--- Exercise objective ---
Write out every entry precisely as given, leaving the pictures out.
+-------+
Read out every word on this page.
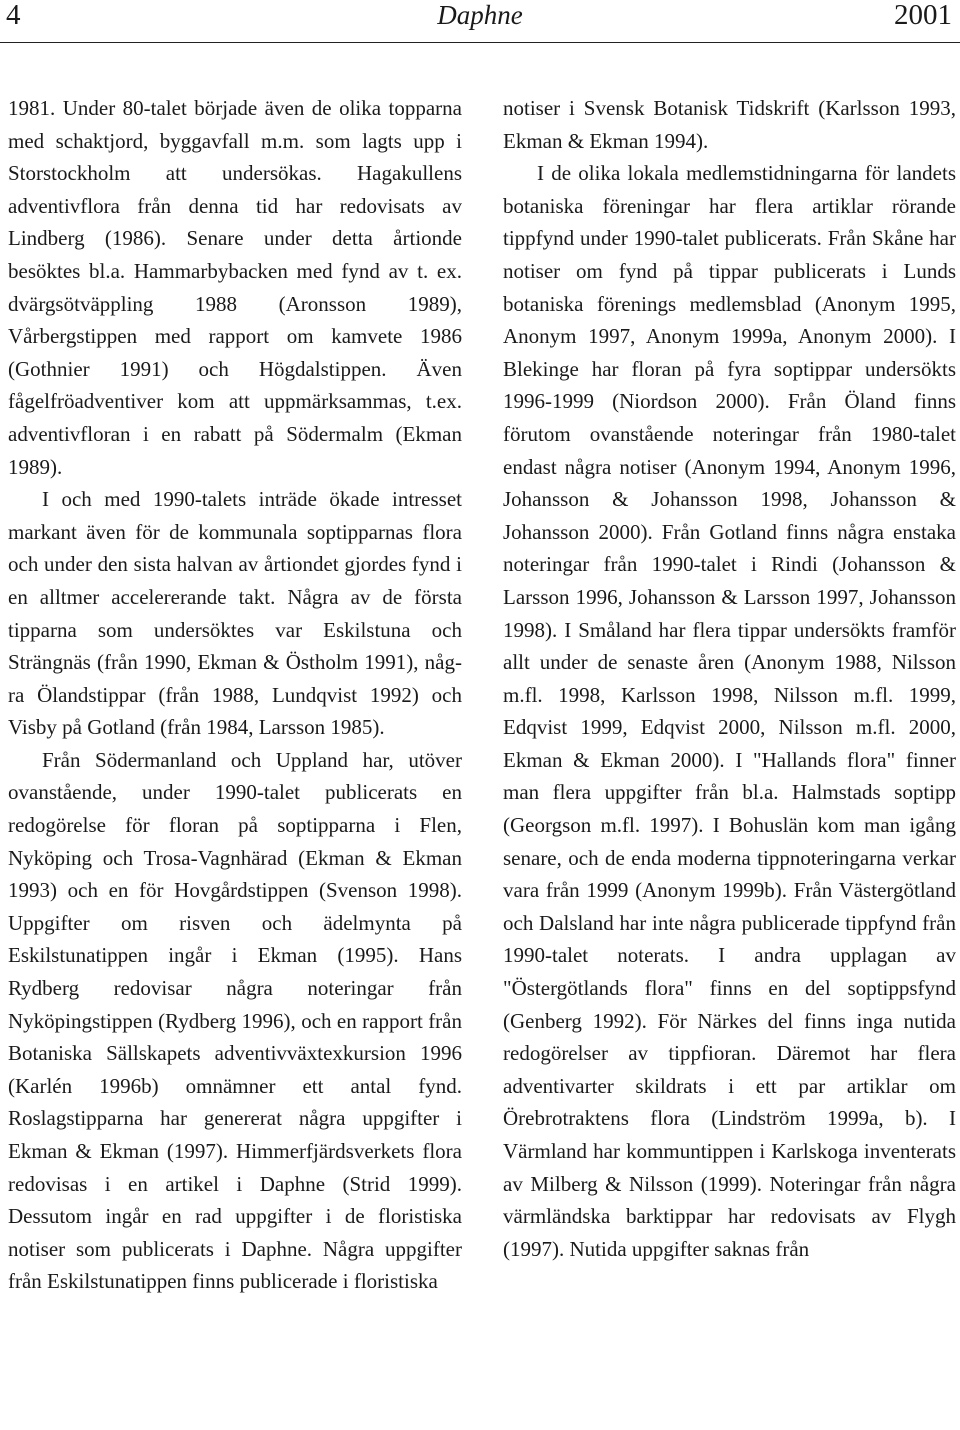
4	Daphne	2001

1981. Under 80-talet började även de olika topparna med schaktjord, byggavfall m.m. som lagts upp i Storstockholm att undersökas. Hagakullens adventivflora från denna tid har redovisats av Lindberg (1986). Senare under detta årtionde besöktes bl.a. Hammarbybacken med fynd av t. ex. dvärgsötväppling 1988 (Aronsson 1989), Vårbergstippen med rapport om kamvete 1986 (Gothnier 1991) och Högdalstippen. Även fågelfröadventiver kom att uppmärksammas, t.ex. adventivfloran i en rabatt på Södermalm (Ekman 1989).

I och med 1990-talets inträde ökade intresset markant även för de kommunala soptipparnas flora och under den sista halvan av årtiondet gjordes fynd i en alltmer accelererande takt. Några av de första tipparna som undersöktes var Eskilstuna och Strängnäs (från 1990, Ekman & Östholm 1991), några Ölandstippar (från 1988, Lundqvist 1992) och Visby på Gotland (från 1984, Larsson 1985).

Från Södermanland och Uppland har, utöver ovanstående, under 1990-talet publicerats en redogörelse för floran på soptipparna i Flen, Nyköping och Trosa-Vagnhärad (Ekman & Ekman 1993) och en för Hovgårdstippen (Svenson 1998). Uppgifter om risven och ädelmynta på Eskilstunatippen ingår i Ekman (1995). Hans Rydberg redovisar några noteringar från Nyköpingstippen (Rydberg 1996), och en rapport från Botaniska Sällskapets adventivväxtexkursion 1996 (Karlén 1996b) omnämner ett antal fynd. Roslagstipparna har genererat några uppgifter i Ekman & Ekman (1997). Himmerfjärdsverkets flora redovisas i en artikel i Daphne (Strid 1999). Dessutom ingår en rad uppgifter i de floristiska notiser som publicerats i Daphne. Några uppgifter från Eskilstunatippen finns publicerade i floristiska

notiser i Svensk Botanisk Tidskrift (Karlsson 1993, Ekman & Ekman 1994).

I de olika lokala medlemstidningarna för landets botaniska föreningar har flera artiklar rörande tippfynd under 1990-talet publicerats. Från Skåne har notiser om fynd på tippar publicerats i Lunds botaniska förenings medlemsblad (Anonym 1995, Anonym 1997, Anonym 1999a, Anonym 2000). I Blekinge har floran på fyra soptippar undersökts 1996-1999 (Niordson 2000). Från Öland finns förutom ovanstående noteringar från 1980-talet endast några notiser (Anonym 1994, Anonym 1996, Johansson & Johansson 1998, Johansson & Johansson 2000). Från Gotland finns några enstaka noteringar från 1990-talet i Rindi (Johansson & Larsson 1996, Johansson & Larsson 1997, Johansson 1998). I Småland har flera tippar undersökts framför allt under de senaste åren (Anonym 1988, Nilsson m.fl. 1998, Karlsson 1998, Nilsson m.fl. 1999, Edqvist 1999, Edqvist 2000, Nilsson m.fl. 2000, Ekman & Ekman 2000). I "Hallands flora" finner man flera uppgifter från bl.a. Halmstads soptipp (Georgson m.fl. 1997). I Bohuslän kom man igång senare, och de enda moderna tippnoteringarna verkar vara från 1999 (Anonym 1999b). Från Västergötland och Dalsland har inte några publicerade tippfynd från 1990-talet noterats. I andra upplagan av "Östergötlands flora" finns en del soptippsfynd (Genberg 1992). För Närkes del finns inga nutida redogörelser av tippfioran. Däremot har flera adventivarter skildrats i ett par artiklar om Örebrotraktens flora (Lindström 1999a, b). I Värmland har kommuntippen i Karlskoga inventerats av Milberg & Nilsson (1999). Noteringar från några värmländska barktippar har redovisats av Flygh (1997). Nutida uppgifter saknas från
+-------+
--- Response to the exercise ---
Read out every word on this page.
4	Daphne	2001

1981. Under 80-talet började även de olika topparna med schaktjord, byggavfall m.m. som lagts upp i Storstockholm att undersökas. Hagakullens adventivflora från denna tid har redovisats av Lindberg (1986). Senare under detta årtionde besöktes bl.a. Hammarbybacken med fynd av t. ex. dvärgsötväppling 1988 (Aronsson 1989), Vårbergstippen med rapport om kamvete 1986 (Gothnier 1991) och Högdalstippen. Även fågelfröadventiver kom att uppmärksammas, t.ex. adventivfloran i en rabatt på Södermalm (Ekman 1989).

I och med 1990-talets inträde ökade intresset markant även för de kommunala soptipparnas flora och under den sista halvan av årtiondet gjordes fynd i en alltmer accelererande takt. Några av de första tipparna som undersöktes var Eskilstuna och Strängnäs (från 1990, Ekman & Östholm 1991), några Ölandstippar (från 1988, Lundqvist 1992) och Visby på Gotland (från 1984, Larsson 1985).

Från Södermanland och Uppland har, utöver ovanstående, under 1990-talet publicerats en redogörelse för floran på soptipparna i Flen, Nyköping och Trosa-Vagnhärad (Ekman & Ekman 1993) och en för Hovgårdstippen (Svenson 1998). Uppgifter om risven och ädelmynta på Eskilstunatippen ingår i Ekman (1995). Hans Rydberg redovisar några noteringar från Nyköpingstippen (Rydberg 1996), och en rapport från Botaniska Sällskapets adventivväxtexkursion 1996 (Karlén 1996b) omnämner ett antal fynd. Roslagstipparna har genererat några uppgifter i Ekman & Ekman (1997). Himmerfjärdsverkets flora redovisas i en artikel i Daphne (Strid 1999). Dessutom ingår en rad uppgifter i de floristiska notiser som publicerats i Daphne. Några uppgifter från Eskilstunatippen finns publicerade i floristiska

notiser i Svensk Botanisk Tidskrift (Karlsson 1993, Ekman & Ekman 1994).

I de olika lokala medlemstidningarna för landets botaniska föreningar har flera artiklar rörande tippfynd under 1990-talet publicerats. Från Skåne har notiser om fynd på tippar publicerats i Lunds botaniska förenings medlemsblad (Anonym 1995, Anonym 1997, Anonym 1999a, Anonym 2000). I Blekinge har floran på fyra soptippar undersökts 1996-1999 (Niordson 2000). Från Öland finns förutom ovanstående noteringar från 1980-talet endast några notiser (Anonym 1994, Anonym 1996, Johansson & Johansson 1998, Johansson & Johansson 2000). Från Gotland finns några enstaka noteringar från 1990-talet i Rindi (Johansson & Larsson 1996, Johansson & Larsson 1997, Johansson 1998). I Småland har flera tippar undersökts framför allt under de senaste åren (Anonym 1988, Nilsson m.fl. 1998, Karlsson 1998, Nilsson m.fl. 1999, Edqvist 1999, Edqvist 2000, Nilsson m.fl. 2000, Ekman & Ekman 2000). I "Hallands flora" finner man flera uppgifter från bl.a. Halmstads soptipp (Georgson m.fl. 1997). I Bohuslän kom man igång senare, och de enda moderna tippnoteringarna verkar vara från 1999 (Anonym 1999b). Från Västergötland och Dalsland har inte några publicerade tippfynd från 1990-talet noterats. I andra upplagan av "Östergötlands flora" finns en del soptippsfynd (Genberg 1992). För Närkes del finns inga nutida redogörelser av tippfioran. Däremot har flera adventivarter skildrats i ett par artiklar om Örebrotraktens flora (Lindström 1999a, b). I Värmland har kommuntippen i Karlskoga inventerats av Milberg & Nilsson (1999). Noteringar från några värmländska barktippar har redovisats av Flygh (1997). Nutida uppgifter saknas från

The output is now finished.